TASK PROMPT
Copy out everything from the line containing "What elements are" down to the line containing "detect and localize", with both of those lines included, and leave the pictures out of your answer.

+---+

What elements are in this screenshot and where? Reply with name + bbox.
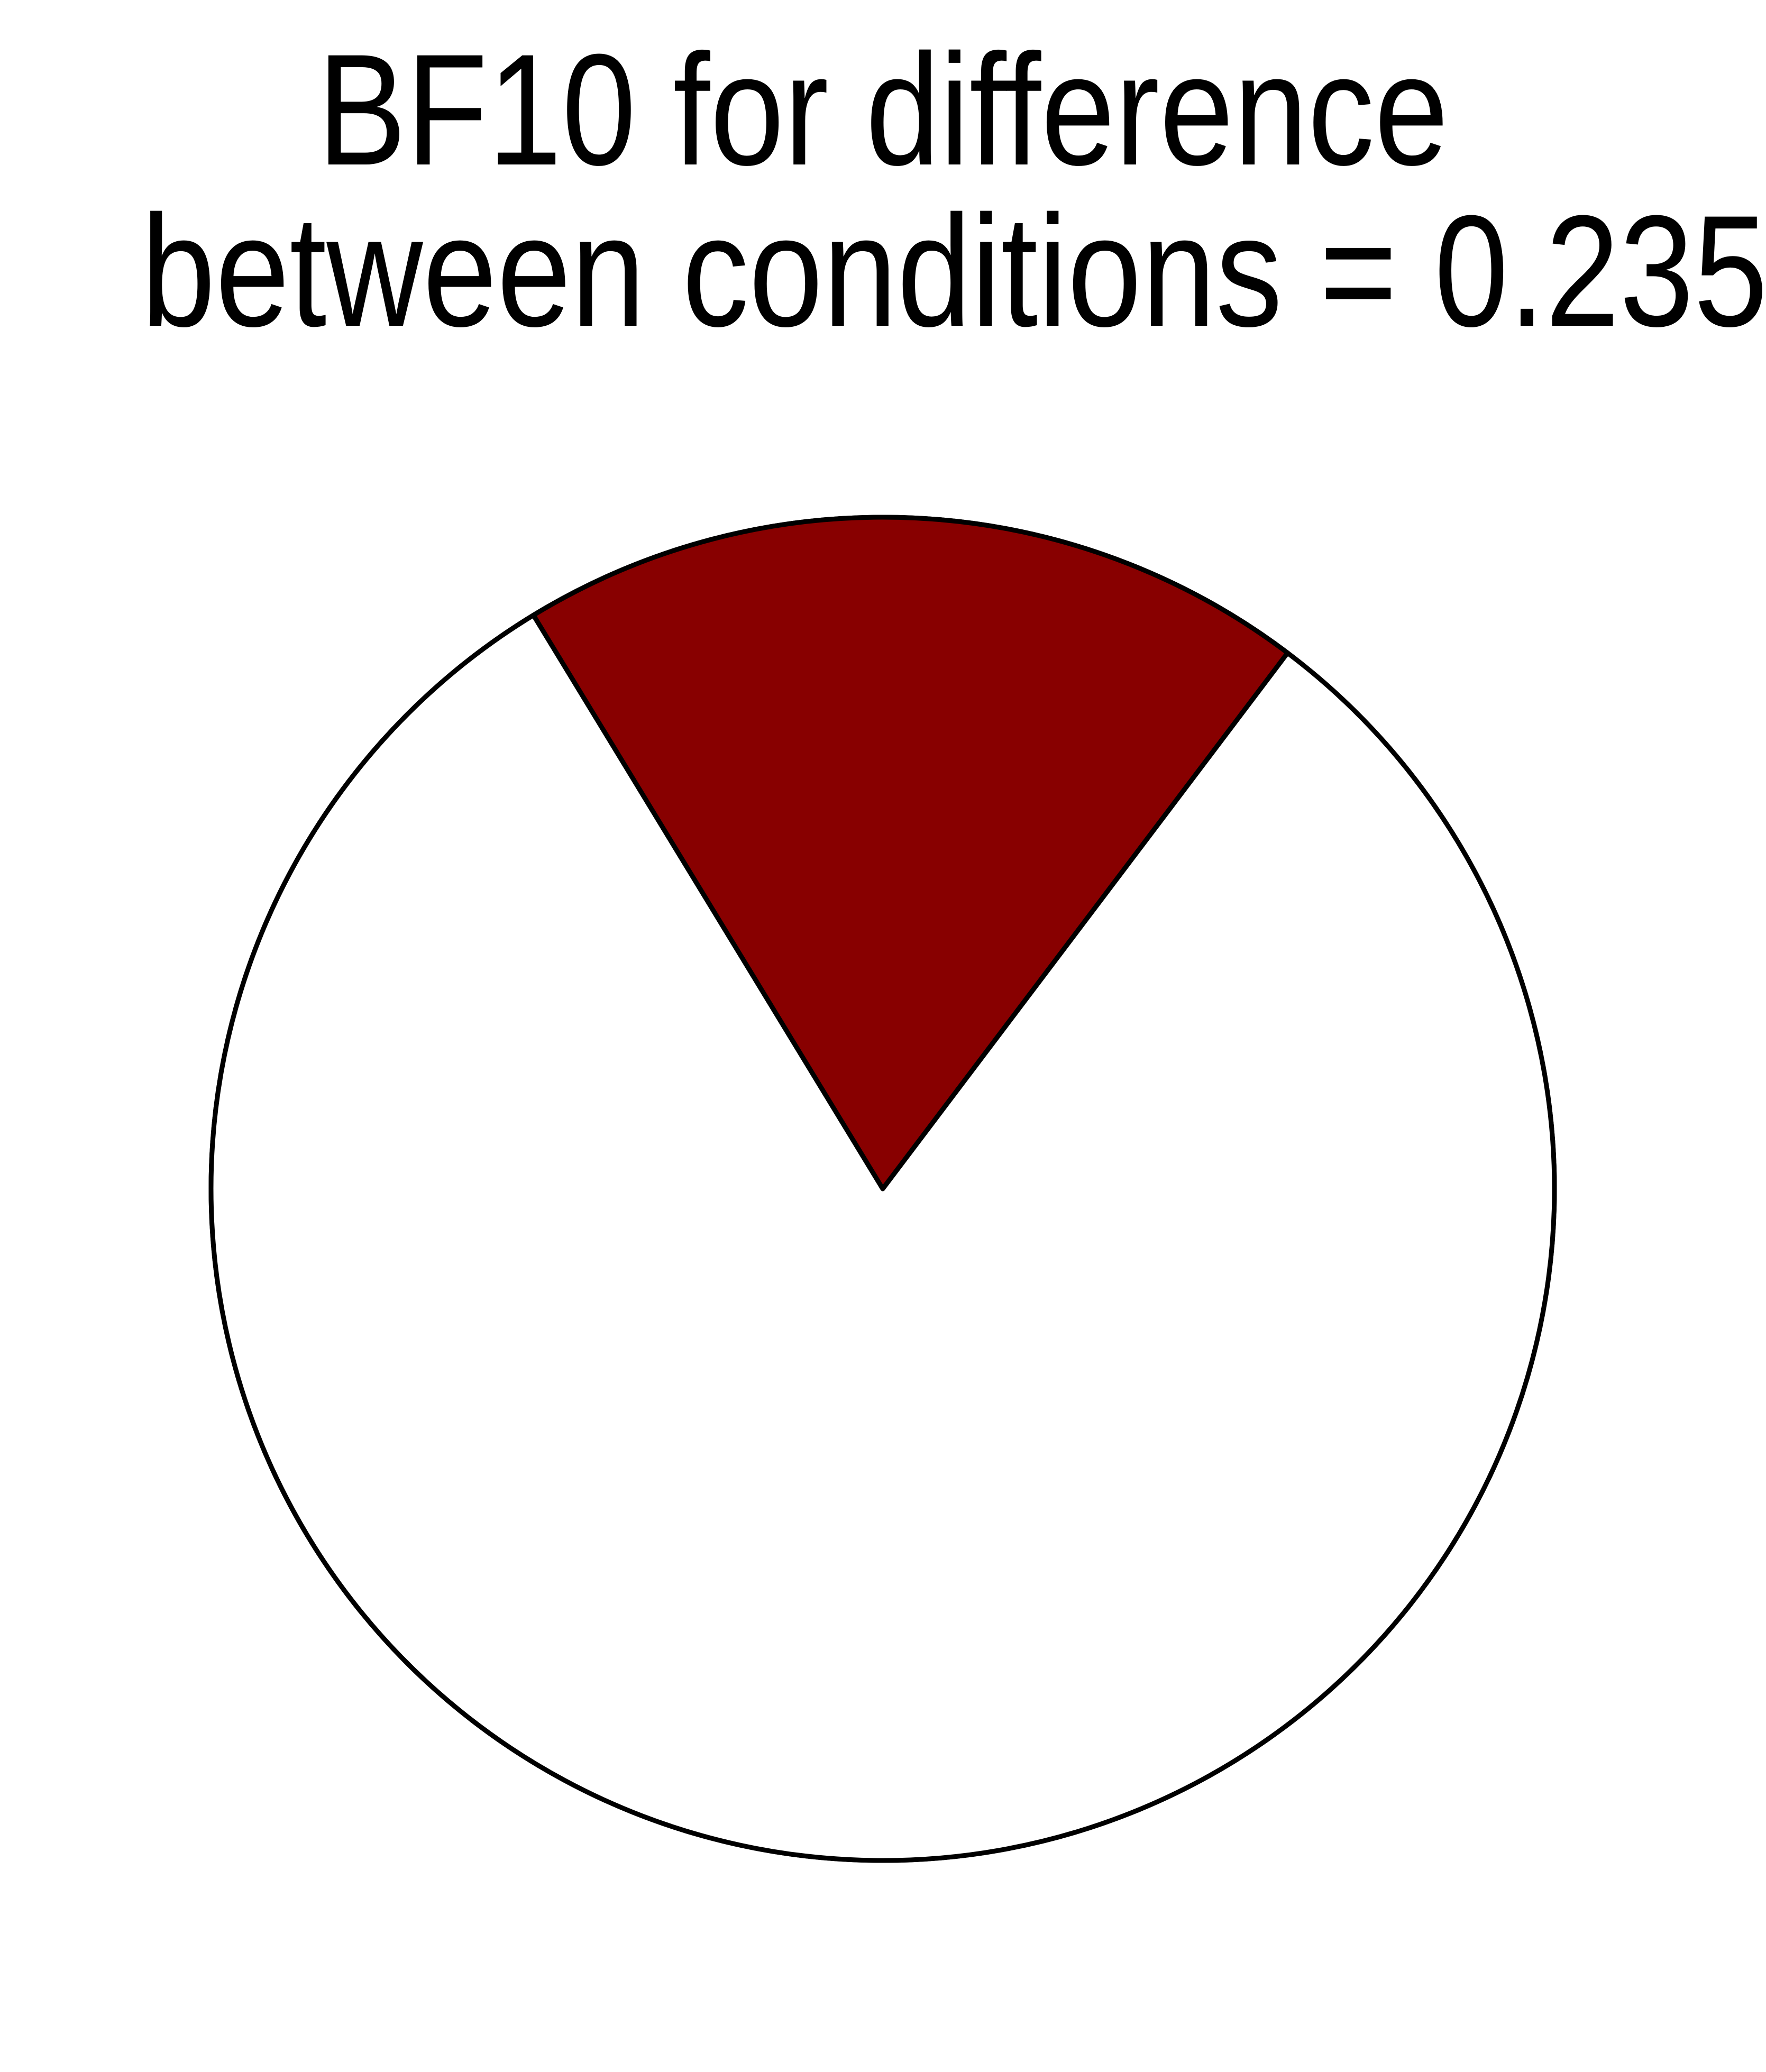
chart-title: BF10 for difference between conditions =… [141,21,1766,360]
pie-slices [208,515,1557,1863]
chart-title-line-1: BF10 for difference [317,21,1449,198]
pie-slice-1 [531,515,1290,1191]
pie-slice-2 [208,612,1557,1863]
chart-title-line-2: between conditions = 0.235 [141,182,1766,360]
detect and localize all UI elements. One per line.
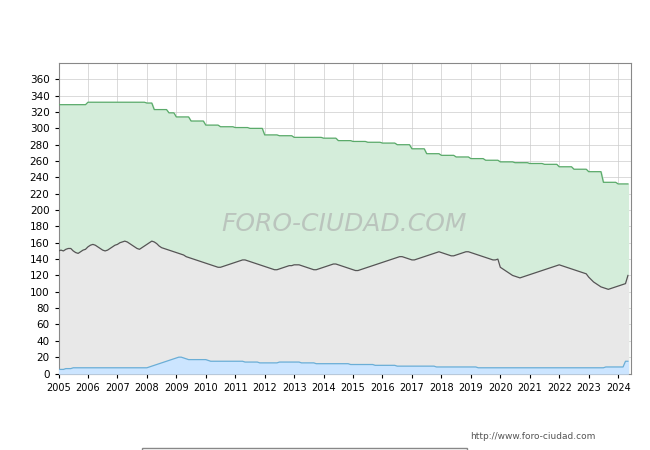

+---+

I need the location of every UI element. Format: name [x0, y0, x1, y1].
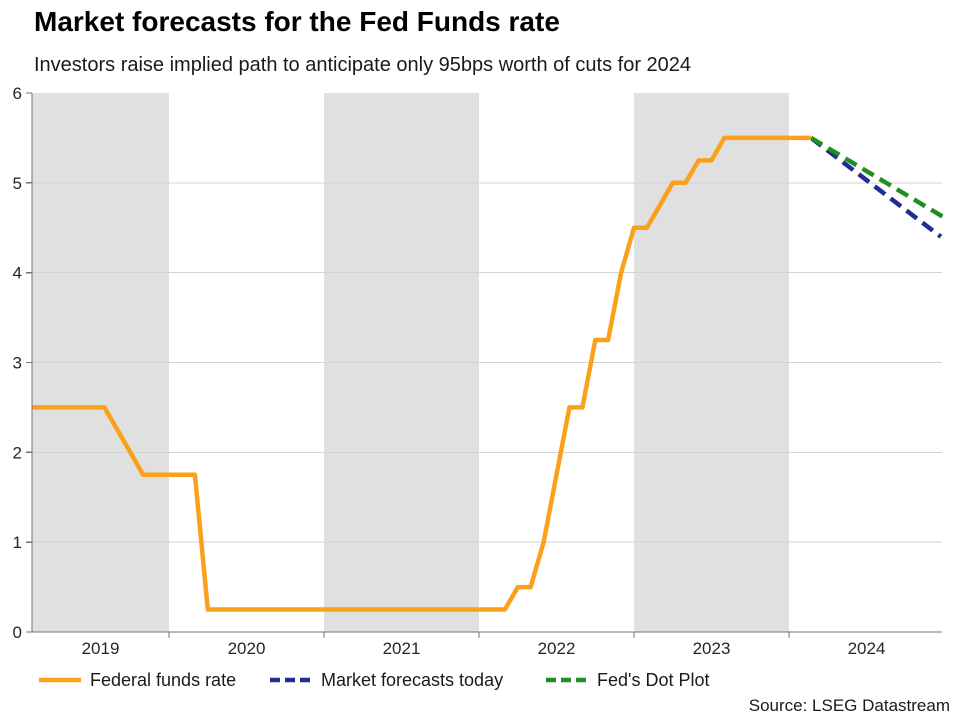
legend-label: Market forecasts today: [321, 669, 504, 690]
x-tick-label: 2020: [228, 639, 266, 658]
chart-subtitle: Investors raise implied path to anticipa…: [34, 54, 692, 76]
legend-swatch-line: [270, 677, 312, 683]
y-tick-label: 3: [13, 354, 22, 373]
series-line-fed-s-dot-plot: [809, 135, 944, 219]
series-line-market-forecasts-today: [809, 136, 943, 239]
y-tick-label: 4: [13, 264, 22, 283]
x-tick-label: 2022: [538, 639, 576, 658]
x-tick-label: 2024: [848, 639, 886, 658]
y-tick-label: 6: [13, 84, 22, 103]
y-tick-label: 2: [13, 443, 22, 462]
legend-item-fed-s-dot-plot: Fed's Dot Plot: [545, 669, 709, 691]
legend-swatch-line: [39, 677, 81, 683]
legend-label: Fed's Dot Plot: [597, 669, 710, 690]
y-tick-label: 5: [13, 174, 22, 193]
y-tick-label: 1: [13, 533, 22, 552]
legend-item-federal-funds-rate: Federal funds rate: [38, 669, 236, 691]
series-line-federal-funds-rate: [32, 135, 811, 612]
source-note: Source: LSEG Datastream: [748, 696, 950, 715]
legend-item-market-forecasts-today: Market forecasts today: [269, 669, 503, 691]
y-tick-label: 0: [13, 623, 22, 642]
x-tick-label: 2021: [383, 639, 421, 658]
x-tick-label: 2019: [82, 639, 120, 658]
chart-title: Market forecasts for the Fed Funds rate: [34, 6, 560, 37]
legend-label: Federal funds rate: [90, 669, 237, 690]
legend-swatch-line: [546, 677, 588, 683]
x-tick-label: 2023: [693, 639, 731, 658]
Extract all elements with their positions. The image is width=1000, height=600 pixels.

+---+

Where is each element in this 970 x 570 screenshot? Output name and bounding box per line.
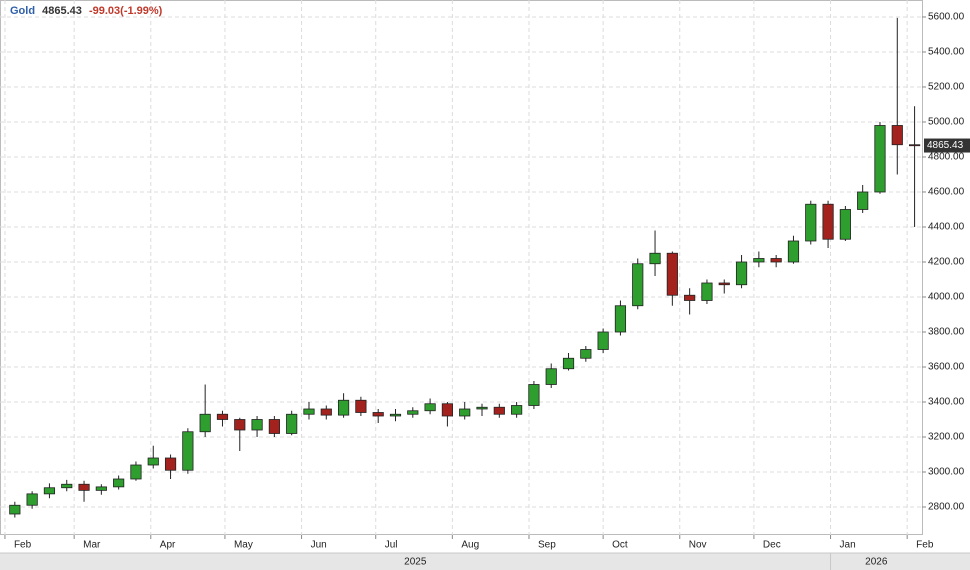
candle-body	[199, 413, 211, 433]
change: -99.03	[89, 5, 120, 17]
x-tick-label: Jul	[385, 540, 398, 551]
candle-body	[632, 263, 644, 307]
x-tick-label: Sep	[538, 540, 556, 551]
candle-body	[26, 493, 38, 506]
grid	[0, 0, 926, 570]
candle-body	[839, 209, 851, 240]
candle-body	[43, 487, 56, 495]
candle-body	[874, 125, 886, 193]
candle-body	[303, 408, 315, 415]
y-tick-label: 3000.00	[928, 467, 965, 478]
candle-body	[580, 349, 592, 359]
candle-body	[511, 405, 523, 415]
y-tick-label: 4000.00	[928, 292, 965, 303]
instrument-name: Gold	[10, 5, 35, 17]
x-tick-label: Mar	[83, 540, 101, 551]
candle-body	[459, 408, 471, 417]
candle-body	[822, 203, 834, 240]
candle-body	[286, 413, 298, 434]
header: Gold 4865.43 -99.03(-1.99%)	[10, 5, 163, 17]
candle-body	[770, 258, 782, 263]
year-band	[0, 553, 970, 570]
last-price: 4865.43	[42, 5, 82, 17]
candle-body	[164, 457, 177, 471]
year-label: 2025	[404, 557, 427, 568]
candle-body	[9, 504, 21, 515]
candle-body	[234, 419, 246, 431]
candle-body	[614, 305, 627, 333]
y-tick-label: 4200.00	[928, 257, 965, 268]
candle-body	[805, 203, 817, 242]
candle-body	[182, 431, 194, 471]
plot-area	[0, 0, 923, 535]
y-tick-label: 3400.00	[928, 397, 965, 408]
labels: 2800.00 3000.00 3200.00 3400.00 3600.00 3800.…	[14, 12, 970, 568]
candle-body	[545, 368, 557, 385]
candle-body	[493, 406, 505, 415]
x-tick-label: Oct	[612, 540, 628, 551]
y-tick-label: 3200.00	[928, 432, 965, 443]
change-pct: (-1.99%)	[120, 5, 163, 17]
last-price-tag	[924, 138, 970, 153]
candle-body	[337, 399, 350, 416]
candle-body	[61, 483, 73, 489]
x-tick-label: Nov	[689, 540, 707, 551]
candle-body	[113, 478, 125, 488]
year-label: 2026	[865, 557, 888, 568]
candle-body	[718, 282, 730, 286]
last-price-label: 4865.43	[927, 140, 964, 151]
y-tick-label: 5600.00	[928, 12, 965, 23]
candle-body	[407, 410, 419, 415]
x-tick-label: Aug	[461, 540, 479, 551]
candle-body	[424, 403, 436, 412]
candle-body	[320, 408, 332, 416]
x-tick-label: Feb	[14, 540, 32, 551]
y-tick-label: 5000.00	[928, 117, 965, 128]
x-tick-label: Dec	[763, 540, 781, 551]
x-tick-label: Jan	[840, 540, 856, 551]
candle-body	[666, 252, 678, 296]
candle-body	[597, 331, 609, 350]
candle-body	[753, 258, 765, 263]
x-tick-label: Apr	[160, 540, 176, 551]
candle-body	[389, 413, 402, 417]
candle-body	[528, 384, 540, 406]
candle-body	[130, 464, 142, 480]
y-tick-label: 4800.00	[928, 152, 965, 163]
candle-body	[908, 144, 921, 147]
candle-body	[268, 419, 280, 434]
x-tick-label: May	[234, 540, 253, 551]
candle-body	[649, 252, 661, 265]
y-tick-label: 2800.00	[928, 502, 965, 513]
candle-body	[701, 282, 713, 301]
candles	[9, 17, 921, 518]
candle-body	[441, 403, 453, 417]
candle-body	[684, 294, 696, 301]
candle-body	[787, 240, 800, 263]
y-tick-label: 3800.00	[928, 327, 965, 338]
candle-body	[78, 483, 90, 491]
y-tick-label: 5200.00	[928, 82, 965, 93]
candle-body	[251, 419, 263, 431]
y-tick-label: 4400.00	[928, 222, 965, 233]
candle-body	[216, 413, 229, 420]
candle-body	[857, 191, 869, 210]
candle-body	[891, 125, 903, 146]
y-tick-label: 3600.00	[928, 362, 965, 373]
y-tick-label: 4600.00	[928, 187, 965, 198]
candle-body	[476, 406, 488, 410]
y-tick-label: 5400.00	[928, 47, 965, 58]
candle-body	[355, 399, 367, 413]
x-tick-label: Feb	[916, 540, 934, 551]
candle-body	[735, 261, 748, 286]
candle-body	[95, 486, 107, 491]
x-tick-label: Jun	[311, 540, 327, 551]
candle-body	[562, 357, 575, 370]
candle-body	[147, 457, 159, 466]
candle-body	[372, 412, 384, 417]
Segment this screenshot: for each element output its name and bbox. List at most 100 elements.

+---+

ANSWER TO THE EXERCISE
What elements are in this screenshot and where? Reply with name + bbox.
chart-title: BF10 for difference between conditions =… [141,21,1766,360]
pie-slices [208,515,1557,1863]
chart-title-line-1: BF10 for difference [317,21,1449,198]
pie-slice-1 [531,515,1290,1191]
pie-slice-2 [208,612,1557,1863]
chart-title-line-2: between conditions = 0.235 [141,182,1766,360]
detect and localize all UI elements. One per line.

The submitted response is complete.